## Begin EXERCISE MATERIALS

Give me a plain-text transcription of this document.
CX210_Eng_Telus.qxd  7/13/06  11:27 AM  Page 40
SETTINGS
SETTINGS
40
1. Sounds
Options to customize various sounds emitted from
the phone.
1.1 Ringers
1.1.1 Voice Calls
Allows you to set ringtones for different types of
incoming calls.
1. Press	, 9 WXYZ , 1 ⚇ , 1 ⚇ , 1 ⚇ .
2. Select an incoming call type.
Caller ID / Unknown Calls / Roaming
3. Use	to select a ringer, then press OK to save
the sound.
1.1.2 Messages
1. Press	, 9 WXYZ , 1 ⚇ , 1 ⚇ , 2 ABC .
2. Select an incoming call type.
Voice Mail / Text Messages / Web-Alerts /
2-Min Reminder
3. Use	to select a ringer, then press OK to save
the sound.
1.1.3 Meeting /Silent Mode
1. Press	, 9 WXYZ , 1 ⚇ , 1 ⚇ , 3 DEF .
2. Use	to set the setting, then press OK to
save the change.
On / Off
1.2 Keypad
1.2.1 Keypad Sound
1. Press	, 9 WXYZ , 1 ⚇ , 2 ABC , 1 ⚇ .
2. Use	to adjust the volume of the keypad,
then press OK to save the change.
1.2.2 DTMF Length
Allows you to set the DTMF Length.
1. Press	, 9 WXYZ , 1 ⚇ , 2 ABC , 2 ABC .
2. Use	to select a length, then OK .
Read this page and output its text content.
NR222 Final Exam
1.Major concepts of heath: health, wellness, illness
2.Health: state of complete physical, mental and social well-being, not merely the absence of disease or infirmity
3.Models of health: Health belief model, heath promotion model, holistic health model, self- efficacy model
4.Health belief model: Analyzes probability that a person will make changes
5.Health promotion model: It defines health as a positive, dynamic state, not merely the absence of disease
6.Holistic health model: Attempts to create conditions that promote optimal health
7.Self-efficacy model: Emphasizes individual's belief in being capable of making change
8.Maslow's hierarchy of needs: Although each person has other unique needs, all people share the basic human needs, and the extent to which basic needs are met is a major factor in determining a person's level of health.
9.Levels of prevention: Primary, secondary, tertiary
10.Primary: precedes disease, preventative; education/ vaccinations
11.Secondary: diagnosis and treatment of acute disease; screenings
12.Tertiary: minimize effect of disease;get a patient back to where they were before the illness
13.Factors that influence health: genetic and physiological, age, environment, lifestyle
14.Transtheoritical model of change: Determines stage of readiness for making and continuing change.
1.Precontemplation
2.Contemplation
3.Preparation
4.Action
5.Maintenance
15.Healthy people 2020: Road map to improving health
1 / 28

## End EXERCISE MATERIALS

WHAT YOU WILL DO |
All the entries above need to be reproduced exactly.

TASK RESULT |
Give me a plain-text transcription of this document.
CX210_Eng_Telus.qxd  7/13/06  11:27 AM  Page 40
SETTINGS
SETTINGS
40
1. Sounds
Options to customize various sounds emitted from
the phone.
1.1 Ringers
1.1.1 Voice Calls
Allows you to set ringtones for different types of
incoming calls.
1. Press	, 9 WXYZ , 1 ⚇ , 1 ⚇ , 1 ⚇ .
2. Select an incoming call type.
Caller ID / Unknown Calls / Roaming
3. Use	to select a ringer, then press OK to save
the sound.
1.1.2 Messages
1. Press	, 9 WXYZ , 1 ⚇ , 1 ⚇ , 2 ABC .
2. Select an incoming call type.
Voice Mail / Text Messages / Web-Alerts /
2-Min Reminder
3. Use	to select a ringer, then press OK to save
the sound.
1.1.3 Meeting /Silent Mode
1. Press	, 9 WXYZ , 1 ⚇ , 1 ⚇ , 3 DEF .
2. Use	to set the setting, then press OK to
save the change.
On / Off
1.2 Keypad
1.2.1 Keypad Sound
1. Press	, 9 WXYZ , 1 ⚇ , 2 ABC , 1 ⚇ .
2. Use	to adjust the volume of the keypad,
then press OK to save the change.
1.2.2 DTMF Length
Allows you to set the DTMF Length.
1. Press	, 9 WXYZ , 1 ⚇ , 2 ABC , 2 ABC .
2. Use	to select a length, then OK .
Read this page and output its text content.
NR222 Final Exam
1.Major concepts of heath: health, wellness, illness
2.Health: state of complete physical, mental and social well-being, not merely the absence of disease or infirmity
3.Models of health: Health belief model, heath promotion model, holistic health model, self- efficacy model
4.Health belief model: Analyzes probability that a person will make changes
5.Health promotion model: It defines health as a positive, dynamic state, not merely the absence of disease
6.Holistic health model: Attempts to create conditions that promote optimal health
7.Self-efficacy model: Emphasizes individual's belief in being capable of making change
8.Maslow's hierarchy of needs: Although each person has other unique needs, all people share the basic human needs, and the extent to which basic needs are met is a major factor in determining a person's level of health.
9.Levels of prevention: Primary, secondary, tertiary
10.Primary: precedes disease, preventative; education/ vaccinations
11.Secondary: diagnosis and treatment of acute disease; screenings
12.Tertiary: minimize effect of disease;get a patient back to where they were before the illness
13.Factors that influence health: genetic and physiological, age, environment, lifestyle
14.Transtheoritical model of change: Determines stage of readiness for making and continuing change.
1.Precontemplation
2.Contemplation
3.Preparation
4.Action
5.Maintenance
15.Healthy people 2020: Road map to improving health
1 / 28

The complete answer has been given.